▶ [Dataset]:
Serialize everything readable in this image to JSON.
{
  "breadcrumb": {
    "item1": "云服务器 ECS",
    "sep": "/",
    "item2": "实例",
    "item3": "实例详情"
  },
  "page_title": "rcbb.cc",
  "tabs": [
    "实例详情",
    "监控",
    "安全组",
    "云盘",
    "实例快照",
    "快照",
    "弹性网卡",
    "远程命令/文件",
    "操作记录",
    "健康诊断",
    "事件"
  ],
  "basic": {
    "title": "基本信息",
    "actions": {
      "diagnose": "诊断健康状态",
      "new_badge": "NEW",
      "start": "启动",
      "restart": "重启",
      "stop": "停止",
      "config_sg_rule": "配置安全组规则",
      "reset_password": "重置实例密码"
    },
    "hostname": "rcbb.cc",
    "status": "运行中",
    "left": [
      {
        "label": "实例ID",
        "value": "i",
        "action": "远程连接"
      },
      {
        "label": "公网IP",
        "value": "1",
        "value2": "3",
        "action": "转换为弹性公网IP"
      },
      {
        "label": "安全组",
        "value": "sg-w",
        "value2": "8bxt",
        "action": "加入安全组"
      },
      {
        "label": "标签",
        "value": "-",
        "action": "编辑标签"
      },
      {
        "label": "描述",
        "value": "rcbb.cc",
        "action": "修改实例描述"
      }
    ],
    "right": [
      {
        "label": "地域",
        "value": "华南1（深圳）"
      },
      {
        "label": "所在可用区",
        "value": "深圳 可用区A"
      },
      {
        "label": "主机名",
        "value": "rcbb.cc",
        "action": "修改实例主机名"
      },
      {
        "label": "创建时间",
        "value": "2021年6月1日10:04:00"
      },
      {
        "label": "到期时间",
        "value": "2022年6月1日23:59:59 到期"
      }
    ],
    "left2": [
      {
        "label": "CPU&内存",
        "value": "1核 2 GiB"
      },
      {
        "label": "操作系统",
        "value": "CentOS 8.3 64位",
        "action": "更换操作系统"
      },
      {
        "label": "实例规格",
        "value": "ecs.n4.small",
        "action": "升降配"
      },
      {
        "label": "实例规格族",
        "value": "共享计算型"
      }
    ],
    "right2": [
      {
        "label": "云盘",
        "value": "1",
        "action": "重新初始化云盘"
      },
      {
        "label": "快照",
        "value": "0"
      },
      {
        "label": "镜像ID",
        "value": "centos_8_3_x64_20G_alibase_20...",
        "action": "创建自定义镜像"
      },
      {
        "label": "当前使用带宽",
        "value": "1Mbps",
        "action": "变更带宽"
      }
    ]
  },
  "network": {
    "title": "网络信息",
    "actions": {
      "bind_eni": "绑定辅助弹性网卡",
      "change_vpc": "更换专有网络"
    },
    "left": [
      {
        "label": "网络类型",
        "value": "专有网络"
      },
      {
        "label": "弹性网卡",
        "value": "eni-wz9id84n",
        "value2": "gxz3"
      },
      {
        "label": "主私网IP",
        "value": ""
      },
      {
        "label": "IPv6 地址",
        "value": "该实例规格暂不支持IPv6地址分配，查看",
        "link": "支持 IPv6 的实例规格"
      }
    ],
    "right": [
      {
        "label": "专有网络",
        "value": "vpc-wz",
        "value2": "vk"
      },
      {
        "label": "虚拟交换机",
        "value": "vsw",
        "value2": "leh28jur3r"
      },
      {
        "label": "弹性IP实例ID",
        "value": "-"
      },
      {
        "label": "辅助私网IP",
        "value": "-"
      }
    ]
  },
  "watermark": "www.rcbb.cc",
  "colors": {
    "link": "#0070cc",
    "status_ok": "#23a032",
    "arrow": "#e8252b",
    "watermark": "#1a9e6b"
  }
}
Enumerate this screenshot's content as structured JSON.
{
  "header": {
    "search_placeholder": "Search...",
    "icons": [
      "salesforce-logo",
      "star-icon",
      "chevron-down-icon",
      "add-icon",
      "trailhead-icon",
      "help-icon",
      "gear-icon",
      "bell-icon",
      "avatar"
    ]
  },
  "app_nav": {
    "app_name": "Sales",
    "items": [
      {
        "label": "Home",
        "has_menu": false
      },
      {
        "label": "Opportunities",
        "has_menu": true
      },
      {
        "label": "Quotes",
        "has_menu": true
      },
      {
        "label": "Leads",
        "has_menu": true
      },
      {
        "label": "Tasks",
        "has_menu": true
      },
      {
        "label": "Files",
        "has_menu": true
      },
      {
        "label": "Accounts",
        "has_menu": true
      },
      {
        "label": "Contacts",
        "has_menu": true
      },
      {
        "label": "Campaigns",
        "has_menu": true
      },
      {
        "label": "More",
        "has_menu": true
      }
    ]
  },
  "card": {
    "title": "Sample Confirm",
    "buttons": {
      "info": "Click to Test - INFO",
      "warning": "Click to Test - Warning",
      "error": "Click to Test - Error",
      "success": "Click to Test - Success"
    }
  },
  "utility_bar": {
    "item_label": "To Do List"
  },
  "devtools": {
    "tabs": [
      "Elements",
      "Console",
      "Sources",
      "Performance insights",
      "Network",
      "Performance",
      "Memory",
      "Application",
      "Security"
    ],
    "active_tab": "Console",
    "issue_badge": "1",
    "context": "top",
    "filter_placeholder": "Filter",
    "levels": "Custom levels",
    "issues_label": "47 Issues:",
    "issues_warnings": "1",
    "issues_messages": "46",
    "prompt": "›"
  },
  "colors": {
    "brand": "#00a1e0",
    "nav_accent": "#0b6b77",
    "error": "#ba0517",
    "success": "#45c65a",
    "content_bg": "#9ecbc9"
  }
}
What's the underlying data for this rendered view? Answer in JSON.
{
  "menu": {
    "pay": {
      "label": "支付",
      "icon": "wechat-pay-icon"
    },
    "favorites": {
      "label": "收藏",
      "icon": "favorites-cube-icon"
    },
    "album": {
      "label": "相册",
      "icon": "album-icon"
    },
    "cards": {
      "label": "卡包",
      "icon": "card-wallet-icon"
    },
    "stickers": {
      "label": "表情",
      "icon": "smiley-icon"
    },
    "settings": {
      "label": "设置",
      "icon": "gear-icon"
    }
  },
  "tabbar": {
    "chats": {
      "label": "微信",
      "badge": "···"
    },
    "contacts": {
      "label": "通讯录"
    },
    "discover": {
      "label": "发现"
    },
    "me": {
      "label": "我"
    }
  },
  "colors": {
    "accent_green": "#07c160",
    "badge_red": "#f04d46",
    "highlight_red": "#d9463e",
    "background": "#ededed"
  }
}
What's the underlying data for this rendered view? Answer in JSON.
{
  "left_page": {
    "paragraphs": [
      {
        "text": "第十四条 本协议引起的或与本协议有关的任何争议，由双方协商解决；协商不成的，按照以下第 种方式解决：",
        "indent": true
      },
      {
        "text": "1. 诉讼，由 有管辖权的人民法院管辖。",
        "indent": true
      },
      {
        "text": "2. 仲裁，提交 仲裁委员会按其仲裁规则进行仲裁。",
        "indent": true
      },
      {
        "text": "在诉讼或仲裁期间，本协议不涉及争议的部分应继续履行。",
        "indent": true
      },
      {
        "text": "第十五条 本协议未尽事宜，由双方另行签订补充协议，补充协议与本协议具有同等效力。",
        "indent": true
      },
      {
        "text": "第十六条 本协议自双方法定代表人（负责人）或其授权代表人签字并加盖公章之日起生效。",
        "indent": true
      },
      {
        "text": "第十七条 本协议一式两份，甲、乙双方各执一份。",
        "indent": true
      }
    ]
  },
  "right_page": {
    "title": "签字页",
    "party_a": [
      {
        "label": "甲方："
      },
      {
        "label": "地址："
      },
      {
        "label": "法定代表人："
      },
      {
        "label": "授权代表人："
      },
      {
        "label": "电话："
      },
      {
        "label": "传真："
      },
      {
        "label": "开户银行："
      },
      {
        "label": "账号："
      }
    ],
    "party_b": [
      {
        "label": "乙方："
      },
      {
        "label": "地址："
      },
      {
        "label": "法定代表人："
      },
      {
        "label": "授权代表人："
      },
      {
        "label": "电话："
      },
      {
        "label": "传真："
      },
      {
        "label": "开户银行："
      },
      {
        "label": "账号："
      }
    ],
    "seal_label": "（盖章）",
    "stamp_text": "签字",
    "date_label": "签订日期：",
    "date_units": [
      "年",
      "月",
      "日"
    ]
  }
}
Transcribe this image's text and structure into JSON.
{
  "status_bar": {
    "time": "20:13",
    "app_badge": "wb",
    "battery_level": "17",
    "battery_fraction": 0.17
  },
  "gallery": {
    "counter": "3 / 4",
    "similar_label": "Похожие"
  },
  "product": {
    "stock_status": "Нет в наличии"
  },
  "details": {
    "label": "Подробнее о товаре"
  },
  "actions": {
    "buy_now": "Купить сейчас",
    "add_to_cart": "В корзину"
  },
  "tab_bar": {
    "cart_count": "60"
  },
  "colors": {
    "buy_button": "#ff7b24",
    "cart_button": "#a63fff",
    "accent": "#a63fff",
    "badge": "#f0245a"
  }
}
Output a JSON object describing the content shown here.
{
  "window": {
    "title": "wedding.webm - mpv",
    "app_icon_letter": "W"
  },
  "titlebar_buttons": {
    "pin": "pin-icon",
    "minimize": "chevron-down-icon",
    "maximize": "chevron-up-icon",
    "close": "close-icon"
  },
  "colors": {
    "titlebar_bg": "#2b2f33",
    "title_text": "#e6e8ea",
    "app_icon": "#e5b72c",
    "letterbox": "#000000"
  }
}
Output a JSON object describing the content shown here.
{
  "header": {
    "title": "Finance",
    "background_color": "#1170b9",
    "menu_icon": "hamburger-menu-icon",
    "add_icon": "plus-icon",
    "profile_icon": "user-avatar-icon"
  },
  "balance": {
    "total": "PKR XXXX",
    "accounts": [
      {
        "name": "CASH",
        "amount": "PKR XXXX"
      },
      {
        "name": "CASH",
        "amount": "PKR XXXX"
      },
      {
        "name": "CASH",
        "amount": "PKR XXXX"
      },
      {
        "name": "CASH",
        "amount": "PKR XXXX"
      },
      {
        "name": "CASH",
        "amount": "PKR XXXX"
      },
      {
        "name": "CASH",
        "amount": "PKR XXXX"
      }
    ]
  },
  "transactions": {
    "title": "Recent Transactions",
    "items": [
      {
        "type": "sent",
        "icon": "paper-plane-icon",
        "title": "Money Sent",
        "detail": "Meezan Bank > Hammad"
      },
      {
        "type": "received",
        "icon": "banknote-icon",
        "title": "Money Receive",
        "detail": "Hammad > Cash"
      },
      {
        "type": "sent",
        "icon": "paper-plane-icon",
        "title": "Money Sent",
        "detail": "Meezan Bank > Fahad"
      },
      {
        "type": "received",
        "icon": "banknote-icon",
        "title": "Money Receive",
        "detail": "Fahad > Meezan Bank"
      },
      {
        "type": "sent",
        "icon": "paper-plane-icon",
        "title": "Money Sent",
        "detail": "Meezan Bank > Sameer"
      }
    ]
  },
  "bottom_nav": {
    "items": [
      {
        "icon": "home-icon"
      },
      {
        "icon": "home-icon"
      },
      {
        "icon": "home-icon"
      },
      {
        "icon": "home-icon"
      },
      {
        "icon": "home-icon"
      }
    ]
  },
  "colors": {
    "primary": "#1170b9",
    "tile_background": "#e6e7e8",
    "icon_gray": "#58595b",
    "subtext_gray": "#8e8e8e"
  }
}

▶ [Task description]:
Count each line of the data where the word "favorites" appears, then reply with the total only.

▶ [Complete output]:
2